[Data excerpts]
○ ○ ○ ○ ○ ○ ○

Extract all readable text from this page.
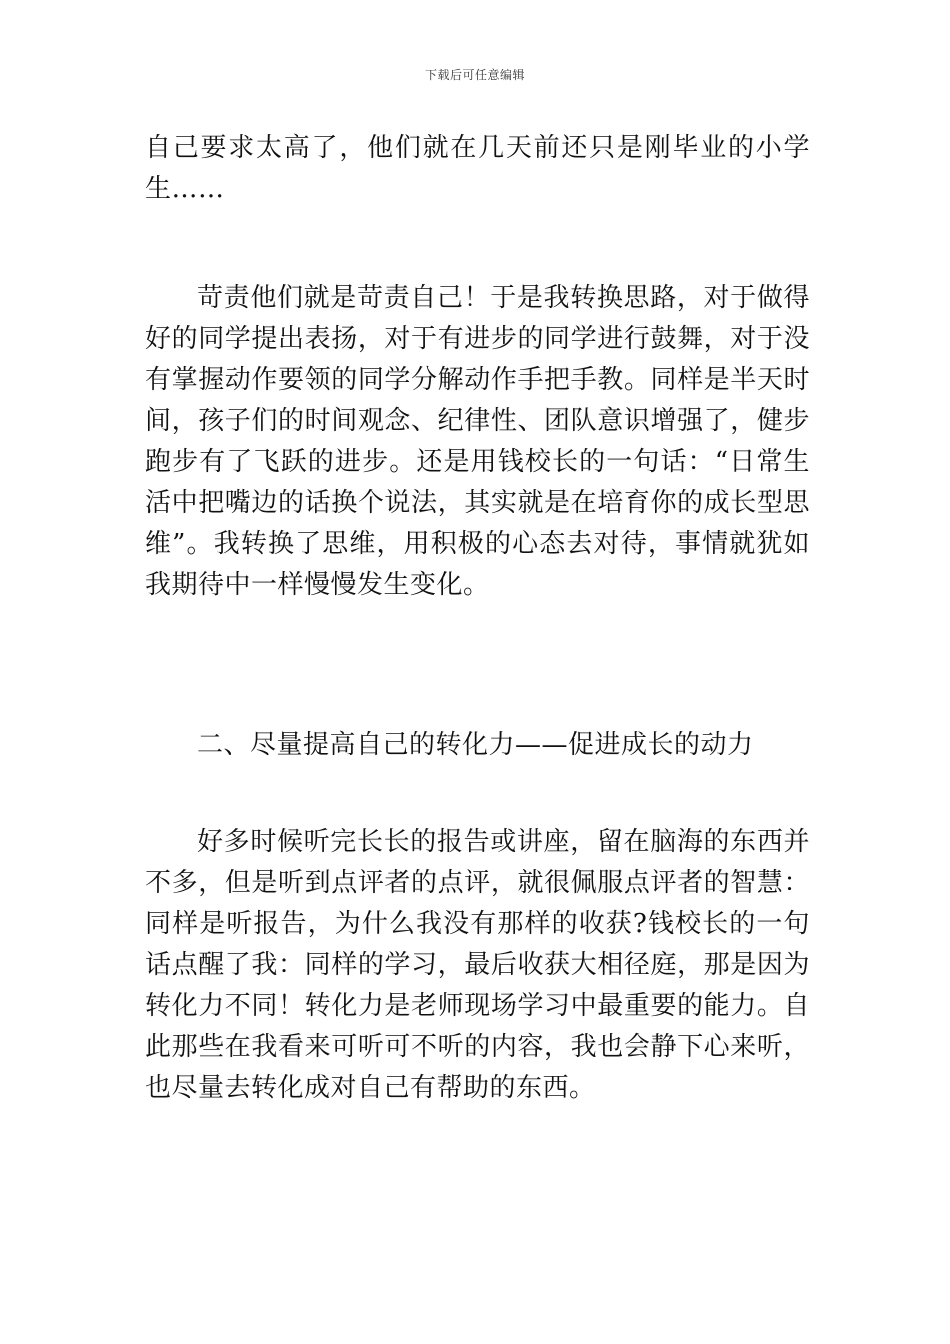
下载后可任意编辑

自己要求太高了，他们就在几天前还只是刚毕业的小学生……

苛责他们就是苛责自己！于是我转换思路，对于做得好的同学提出表扬，对于有进步的同学进行鼓舞，对于没有掌握动作要领的同学分解动作手把手教。同样是半天时间，孩子们的时间观念、纪律性、团队意识增强了，健步跑步有了飞跃的进步。还是用钱校长的一句话：“日常生活中把嘴边的话换个说法，其实就是在培育你的成长型思维”。我转换了思维，用积极的心态去对待，事情就犹如我期待中一样慢慢发生变化。

二、尽量提高自己的转化力——促进成长的动力

好多时候听完长长的报告或讲座，留在脑海的东西并不多，但是听到点评者的点评，就很佩服点评者的智慧：同样是听报告，为什么我没有那样的收获?钱校长的一句话点醒了我：同样的学习，最后收获大相径庭，那是因为转化力不同！转化力是老师现场学习中最重要的能力。自此那些在我看来可听可不听的内容，我也会静下心来听，也尽量去转化成对自己有帮助的东西。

○ ○ ○ ○ ○ ○ ○

## [Given instruction]
Reproduce the listing word for word and omit its pictures.

## [Task output]
Extract all readable text from this page.
下载后可任意编辑

自己要求太高了，他们就在几天前还只是刚毕业的小学生……

苛责他们就是苛责自己！于是我转换思路，对于做得好的同学提出表扬，对于有进步的同学进行鼓舞，对于没有掌握动作要领的同学分解动作手把手教。同样是半天时间，孩子们的时间观念、纪律性、团队意识增强了，健步跑步有了飞跃的进步。还是用钱校长的一句话：“日常生活中把嘴边的话换个说法，其实就是在培育你的成长型思维”。我转换了思维，用积极的心态去对待，事情就犹如我期待中一样慢慢发生变化。

二、尽量提高自己的转化力——促进成长的动力

好多时候听完长长的报告或讲座，留在脑海的东西并不多，但是听到点评者的点评，就很佩服点评者的智慧：同样是听报告，为什么我没有那样的收获?钱校长的一句话点醒了我：同样的学习，最后收获大相径庭，那是因为转化力不同！转化力是老师现场学习中最重要的能力。自此那些在我看来可听可不听的内容，我也会静下心来听，也尽量去转化成对自己有帮助的东西。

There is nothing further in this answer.